Отрывок:
-=-=-
Размышляя над образом своего героя, Высоцкий говорил: Свидригайлову в этой инсценировке дана очень большая нагрузка. Он как-то вышел на первый план как постаревший Раскольников. У Достоевского в дневниках написано, что Свидригайлов должен выглядеть, как привидение, как с того света. Раскольников, разговаривая с Разумихиным, другом своим, говорит: «Ты его видел?» Тот говорит: «Видел». — «Ты его ясно видел?» — «Ясно!» — «Ну, слава Богу, а то мне показалось, что это было привидение».
Репетиции на Таганке длились почти круглосуточно, и в этом марафоне он все равно ухитрялся выкраивать паузу на час-полтора, чтобы заняться«привычной процедурой»…
— Сегодня я пришел к вам в таком виде совсем не от неуважения к аудитории, а просто со спектакля, где играю такого человека, который оттуда, потусторонний человек — Свидригайлов. И у меня настроение потустороннее. А у меня есть как раз соответствующая песня:
Сон мне снится: вот те на! — гроб среди квартиры.На мои похорона съехались вампиры!..
Алла Демидова писала: «Я вижу, как он уныло бродит за кулисами во время этого спектакля, слоняется молчаливо из угла в угол тяжелой, чуть шаркающей походкой (так не похоже на прежнего Высоцкого!), в длинном, сером бархатном халате, почти таком же, как у его Галилея; только теперь в этой уставшей фигуре — горечь, созерцательность, спокойствие и мудрость — то, чего так недоставало в раннем Галилее. Две эти роли стоят, как бы обрамляя короткий творческий путь Высоцкого, и по этим ролям видно, сколь путь этот был нелегким…»
Больше театральных премьер у Владимира Высоцкого не было.
На одной из встреч, отвечая на вопрос: «Чтобы вы хотели сыграть в театре, о чем мечтаете?», он сказал: «Я ни о чем не мечтаю. Я мечтал, когда закончил школу. А сейчас что мечтал — то и сыграл. Чего мечтать? На такие вопросы принято отвечать: «Мечтаю сыграть своего современника!»… А я не очень мечтаю сыграть роль моего современника. Почему моего современника-то? Ну а чем чеховские персонажи хуже?! Если хорошо написано, то можно и современника, а можно и кого-то другого. Какая разница?! Это неважно, кого ты хочешь сыграть, и почему. Самое главное — зачем. Меня вообще не интересует — сыграть роль очередную — это меня не беспокоит. Я просто люблю играть. И когда висит распределение ролей, я никогда не бегу смотреть, что мне дали. Я вам говорю без всякого кокетства… У меня часто бывает настроение, когда мне хочется во время спектакля все бросить, извиниться перед режиссером и уйти».
* * *Еще в Нью-Йорке к Высоцкому с предложениями о концертах обращался некто Лев Шмидт. Шульман отрекомендовал его: все, как вы, Владимир Семенович, велели — «кроме водки — ничего, — проверенный, наш товарищ!». Шмидт завел речь о Канаде, встречах с местной русскоязычной общиной — полтыщи душ соберем! «Хорошо, звоните мне в конце февраля или начале марта в Москву, договоримся», — пообещал Высоцкий.
-=-=-
Исходные данные:
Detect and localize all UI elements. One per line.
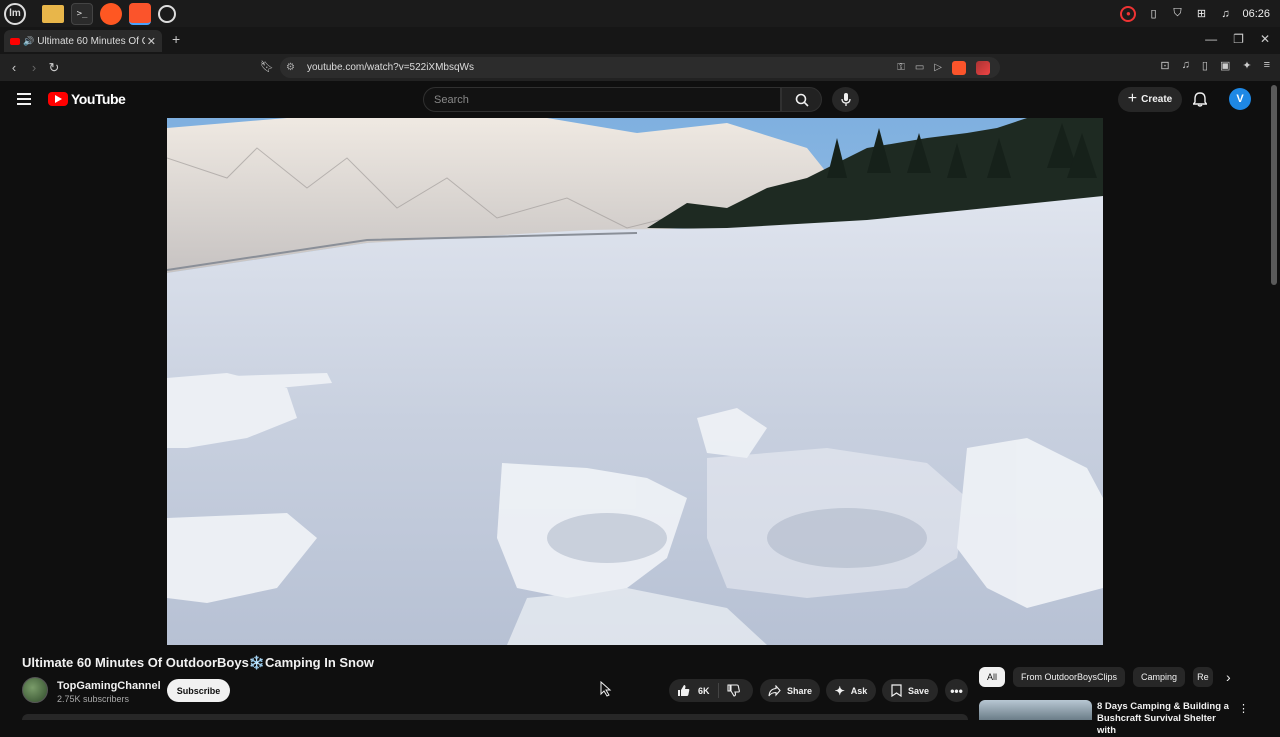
-=-=-
Что сделать:
1. В каком халате, по словам Аллы Демидовой, бродил за кулисами Высоцкий во время спектакля, о котором идет речь в отрывке о Высоцком?
2. Продолжите отрывок о Высоцком после его последнего предложения.

Ответы к заданиям:
1. В длинном сером бархатном халате, почти таком же, как у его Галилея.

2.
Когда весной раздался звонок из Канады, весь рабочий график на ближайшие недели был расписан. Решили так: концерты будут, но 23 апреля — кровь из носу — он должен быть в Москве — 15 лет Таганке, это не шуточки.
«Перед публичными выступлениями Высоцкий просил организовать сначала встречу «для «своих», с хорошим столом, закусками — все как дома», — рассказывал Шмидт. — Так что первый концерт был «подпольным», в русской баньке. Владимир много пел и рассказывал о России. Мы понимали друг друга с полуфразы — по жесту, по движению глаз. И, как всегда, вокруг него, — атмосфера доверия, раскованность, полная свобода. А потом должен был быть заранее объявленный концерт в банкетном зале гостиницы, в которой он остановился. Буквально за несколько часов до выступления я увидел другого Высоцкого — поседевшего, уставшего от жизни, больного мужчину. Сидим, разговариваем, вдруг он схватился за сердце, посинели губы. Лекарств, оказывается, с собой не носил. Пришлось заставить принять нитроглицерин…»
На концерт в гостинице, действительно, собралось более пятисот бывших жителей «необъятной Родины», ныне законопослушных канадцев. Высоцкий практически не отступал от традиционной схемы: песни, кино, театр. На вопросы с политическим подтекстом не отвечал принципиально. Тщательно подбирал слова. А в перерыве за кулисами раздраженно заметил, что в зале сидит какой-то «мордатый» и все время что-то записывает. Хватит того, что в гримерке уже пришлось объясняться с «товарищами», откуда он здесь и почему. Брякнул, что Марина с детьми сейчас в гостях у Фиделя Кастро, а он тут проездом, тоже летит в Гавану. Лукавил «каналья Свидригайлов» — Марина Владимировна в данный момент пребывала во Франции на съемках.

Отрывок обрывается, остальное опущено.